Estratto:
◇ ◇ ◇ ◇ ◇ ◇ ◇

ESORDISCE così, al CeBit 2006 (Hannover, 9-15 marzo), Vivian Reding, commissario UE alla Società dell’Informazione e Media. La spinta della Reding è legata ai progressi fatti dagli USA in relazione allo sviluppo di tecniche broadcast su rete mobile e alla necessità per l’Europa di sviluppare uno standard comune basato sul DVB.
La Mobile TV rappresenta un nuovo mercato dalle grandi potenzialità sia in ambito occupazionale che di business e di servizi offerti al consumatore. I grandi gestori telefonici, Telecom nel caso italiano, cercano continuamente degli accordi con i brosdcaster terrestri allo scopo di fornire delle risposte immediate per un mercato sempre in crescita. Per queste ragioni la televisione su supporto mobile viene indicata come il core business del Piano i2010.
D’altra parte quello dei telefoni GSM è un mercato in continua evoluzione, a vantaggio dell’industria di settore ma anche degli utenti, in quanto forte spinta al superamento del digital divide soprattutto nei paesi dell’America Latina, dell’Asia e dell’Africa, dove la diffusione dei telefoni cellulari cresce costantemente. All'inizio del 1990, le previsioni per la telefonia mobile parlavano di 40 milioni di utenti su scala mondiale per il millennio. Oggi oltre 1,5 miliardi di persone usano i cellulari GSM (sono circa 430 milioni in Europa). E il trend è crescente: ogni giorno un milione di nuovi utenti si abbonano ai servizi di GSM.
Uno dei problemi fondamentali che deve trovare immediata soluzione riguarda le caratteristiche che i format per la Mobile tv devono avere. La maggior parte degli esperti sostiene la necessità di creare contenuti appositi per i nuovi supporti, tuttavia la maggior parte dei tradizionali utenti broadcast ha dichiarato di voler fruire sul proprio cellulare gli stessi contenuti della televisione ganeralista, affermando di essere disposti a pagare per questo servizio fino a 15-20 euro al mese. Ma la situazione non è semplice. Nonostante si continui a parlare di uno standard e di una affermazione e conseguente diffusione sui base europea, le differenze tra i vari paesi continuano a rimanere causando inevitabili ritardi nella costruzione di un servizio televisivo mobile.

◇ ◇ ◇ ◇ ◇ ◇ ◇

(Dati strutturati di analisi della pagina)
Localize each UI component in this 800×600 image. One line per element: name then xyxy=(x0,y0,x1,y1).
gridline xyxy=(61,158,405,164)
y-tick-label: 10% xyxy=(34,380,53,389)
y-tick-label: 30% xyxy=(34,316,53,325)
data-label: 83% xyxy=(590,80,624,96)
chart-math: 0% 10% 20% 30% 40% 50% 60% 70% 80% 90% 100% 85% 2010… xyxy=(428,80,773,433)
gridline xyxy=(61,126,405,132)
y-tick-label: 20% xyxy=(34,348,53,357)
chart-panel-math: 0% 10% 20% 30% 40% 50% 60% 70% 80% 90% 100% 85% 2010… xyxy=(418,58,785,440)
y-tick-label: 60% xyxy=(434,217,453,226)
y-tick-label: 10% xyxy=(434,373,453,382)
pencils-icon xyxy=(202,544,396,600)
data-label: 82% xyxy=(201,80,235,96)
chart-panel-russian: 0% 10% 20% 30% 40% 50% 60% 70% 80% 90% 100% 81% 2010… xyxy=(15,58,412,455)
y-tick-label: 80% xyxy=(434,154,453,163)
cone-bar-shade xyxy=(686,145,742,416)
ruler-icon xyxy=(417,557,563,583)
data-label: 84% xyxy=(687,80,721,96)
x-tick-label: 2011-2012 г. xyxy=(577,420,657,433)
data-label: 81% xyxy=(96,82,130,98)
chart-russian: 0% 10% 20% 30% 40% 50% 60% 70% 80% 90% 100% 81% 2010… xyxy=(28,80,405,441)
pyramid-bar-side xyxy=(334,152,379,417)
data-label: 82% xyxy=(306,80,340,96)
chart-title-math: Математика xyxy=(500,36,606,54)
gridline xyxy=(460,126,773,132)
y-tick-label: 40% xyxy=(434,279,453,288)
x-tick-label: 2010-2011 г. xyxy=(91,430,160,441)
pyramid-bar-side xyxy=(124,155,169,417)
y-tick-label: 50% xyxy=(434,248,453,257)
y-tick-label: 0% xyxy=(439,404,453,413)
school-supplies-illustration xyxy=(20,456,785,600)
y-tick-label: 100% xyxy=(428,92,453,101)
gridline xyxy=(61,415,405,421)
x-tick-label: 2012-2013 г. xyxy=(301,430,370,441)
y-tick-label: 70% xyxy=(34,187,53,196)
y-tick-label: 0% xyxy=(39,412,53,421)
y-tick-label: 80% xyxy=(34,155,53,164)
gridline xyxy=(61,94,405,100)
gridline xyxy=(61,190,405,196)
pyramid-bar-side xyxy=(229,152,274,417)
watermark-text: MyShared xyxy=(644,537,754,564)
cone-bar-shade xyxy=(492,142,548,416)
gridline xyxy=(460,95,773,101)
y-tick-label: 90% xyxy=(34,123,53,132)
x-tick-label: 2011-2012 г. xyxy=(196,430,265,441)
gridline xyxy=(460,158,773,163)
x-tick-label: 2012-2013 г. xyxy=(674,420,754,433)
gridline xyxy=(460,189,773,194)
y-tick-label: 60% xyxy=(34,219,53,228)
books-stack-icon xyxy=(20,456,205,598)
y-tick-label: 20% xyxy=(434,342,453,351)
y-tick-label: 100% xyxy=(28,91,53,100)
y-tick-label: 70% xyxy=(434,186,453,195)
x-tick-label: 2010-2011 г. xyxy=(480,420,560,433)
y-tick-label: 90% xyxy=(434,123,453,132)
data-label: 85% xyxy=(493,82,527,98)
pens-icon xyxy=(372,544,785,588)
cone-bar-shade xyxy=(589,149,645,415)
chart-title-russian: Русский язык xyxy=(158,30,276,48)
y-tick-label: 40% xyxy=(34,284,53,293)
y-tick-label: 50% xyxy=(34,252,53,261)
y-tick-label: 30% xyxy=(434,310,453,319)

◇ ◇ ◇ ◇ ◇ ◇ ◇

Compiti da svolgere:
A) Secondo il testo sulla Mobile TV, quante persone usano oggi i cellulari GSM?
B) Aggiorna il testo sulla Mobile TV riscrivendo il passo tra "Uno dei problemi" e "servizio televisivo mobile.", estremi inclusi, con "specialisti" al posto di "esperti".
C) Prosegui il testo sulla Mobile TV a partire dalla sua ultima frase.
Il materiale non è necessario per il lavoro.

Risposte:
A) Oltre 1,5 miliardi di persone.

B)
Uno dei problemi fondamentali che deve trovare immediata soluzione riguarda le caratteristiche che i format per la Mobile tv devono avere. La maggior parte degli specialisti sostiene la necessità di creare contenuti appositi per i nuovi supporti, tuttavia la maggior parte dei tradizionali utenti broadcast ha dichiarato di voler fruire sul proprio cellulare gli stessi contenuti della televisione ganeralista, affermando di essere disposti a pagare per questo servizio fino a 15-20 euro al mese. Ma la situazione non è semplice. Nonostante si continui a parlare di uno standard e di una affermazione e conseguente diffusione sui base europea, le differenze tra i vari paesi continuano a rimanere causando inevitabili ritardi nella costruzione di un servizio televisivo mobile.

C)
I problemi non finiscono con i contenuti. La regolamentazione in materia è tutt’ora carente e la ridistribuzione delle frequenze ancora agli inizi. “É necessario” afferma la Reding, “che i player europei sviluppino modelli di business competitivi, seguendo un approccio coordinato alla politica di spettro, cosa che sta già avvenendo nei Paesi extraeuropei. La grande opportunità per i gestori di telefonia e per i broadcasters terrestri sarà data dai prossimi mondiali di calcio, che potrebbero accrescere enormemente gli introiti dei primi e permettere ai secondi di sviluppare nuove modalità di fruizione televisiva, inaugurando una nuova stagione per i telefoni cellulari.
Il commissario dell’UE indica ottobre come ipotetica data per l’assegnazione delle frequenze per la Mobile Tv, tuttavia siamo ancora agli inizi e per poter considerare la tv mobile la prosecuzione naturale del cellulare, come la Reding stessa si auspica, c’è ancora tanto da lavorare.